begin

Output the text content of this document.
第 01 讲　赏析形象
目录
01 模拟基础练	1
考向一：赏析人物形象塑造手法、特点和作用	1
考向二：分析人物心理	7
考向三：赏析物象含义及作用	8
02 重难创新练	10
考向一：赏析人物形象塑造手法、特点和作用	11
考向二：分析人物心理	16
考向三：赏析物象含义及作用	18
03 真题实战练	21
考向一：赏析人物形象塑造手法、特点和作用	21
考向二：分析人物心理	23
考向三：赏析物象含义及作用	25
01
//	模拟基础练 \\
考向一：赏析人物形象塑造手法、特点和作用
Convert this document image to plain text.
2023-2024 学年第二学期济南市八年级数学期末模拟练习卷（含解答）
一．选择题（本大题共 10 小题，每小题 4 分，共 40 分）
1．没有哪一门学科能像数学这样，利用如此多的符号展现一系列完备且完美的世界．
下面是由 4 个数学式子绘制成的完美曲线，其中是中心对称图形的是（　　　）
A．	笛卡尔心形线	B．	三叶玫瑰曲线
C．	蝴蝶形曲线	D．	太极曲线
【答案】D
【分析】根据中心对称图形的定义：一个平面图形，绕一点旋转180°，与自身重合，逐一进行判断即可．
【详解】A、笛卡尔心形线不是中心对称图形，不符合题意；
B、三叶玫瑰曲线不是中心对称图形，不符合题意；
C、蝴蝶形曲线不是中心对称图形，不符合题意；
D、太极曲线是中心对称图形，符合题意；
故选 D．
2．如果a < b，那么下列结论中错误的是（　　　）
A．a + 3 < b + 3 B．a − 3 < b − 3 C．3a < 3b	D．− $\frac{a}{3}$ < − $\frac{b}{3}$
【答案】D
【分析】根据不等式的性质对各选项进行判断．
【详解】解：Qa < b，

end

_Instruction_. Take the entries above and transcribe them exactly.

_Task answer_.
Output the text content of this document.
第 01 讲　赏析形象
目录
01 模拟基础练	1
考向一：赏析人物形象塑造手法、特点和作用	1
考向二：分析人物心理	7
考向三：赏析物象含义及作用	8
02 重难创新练	10
考向一：赏析人物形象塑造手法、特点和作用	11
考向二：分析人物心理	16
考向三：赏析物象含义及作用	18
03 真题实战练	21
考向一：赏析人物形象塑造手法、特点和作用	21
考向二：分析人物心理	23
考向三：赏析物象含义及作用	25
01
//	模拟基础练 \\
考向一：赏析人物形象塑造手法、特点和作用
Convert this document image to plain text.
2023-2024 学年第二学期济南市八年级数学期末模拟练习卷（含解答）
一．选择题（本大题共 10 小题，每小题 4 分，共 40 分）
1．没有哪一门学科能像数学这样，利用如此多的符号展现一系列完备且完美的世界．
下面是由 4 个数学式子绘制成的完美曲线，其中是中心对称图形的是（　　　）
A．	笛卡尔心形线	B．	三叶玫瑰曲线
C．	蝴蝶形曲线	D．	太极曲线
【答案】D
【分析】根据中心对称图形的定义：一个平面图形，绕一点旋转180°，与自身重合，逐一进行判断即可．
【详解】A、笛卡尔心形线不是中心对称图形，不符合题意；
B、三叶玫瑰曲线不是中心对称图形，不符合题意；
C、蝴蝶形曲线不是中心对称图形，不符合题意；
D、太极曲线是中心对称图形，符合题意；
故选 D．
2．如果a < b，那么下列结论中错误的是（　　　）
A．a + 3 < b + 3 B．a − 3 < b − 3 C．3a < 3b	D．− $\frac{a}{3}$ < − $\frac{b}{3}$
【答案】D
【分析】根据不等式的性质对各选项进行判断．
【详解】解：Qa < b，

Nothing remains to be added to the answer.